### WHAT YOU SHOULD DO
Extract every line that includes the string "icon".

=== TASK INPUTS ===

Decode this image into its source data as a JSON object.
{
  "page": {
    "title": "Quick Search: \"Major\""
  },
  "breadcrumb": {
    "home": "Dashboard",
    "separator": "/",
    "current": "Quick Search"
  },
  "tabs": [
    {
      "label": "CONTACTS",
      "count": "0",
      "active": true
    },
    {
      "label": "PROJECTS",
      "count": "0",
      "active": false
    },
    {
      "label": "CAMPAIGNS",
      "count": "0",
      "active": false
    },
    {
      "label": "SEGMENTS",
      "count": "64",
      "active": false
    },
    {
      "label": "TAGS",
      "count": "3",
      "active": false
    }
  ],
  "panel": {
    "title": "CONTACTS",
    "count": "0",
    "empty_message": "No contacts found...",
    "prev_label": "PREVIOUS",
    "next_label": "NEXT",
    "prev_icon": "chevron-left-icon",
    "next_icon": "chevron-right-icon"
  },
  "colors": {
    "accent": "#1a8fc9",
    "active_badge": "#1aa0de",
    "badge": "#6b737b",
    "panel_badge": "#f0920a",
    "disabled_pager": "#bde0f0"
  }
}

===

### SOLUTION
    "prev_icon": "chevron-left-icon",
    "next_icon": "chevron-right-icon"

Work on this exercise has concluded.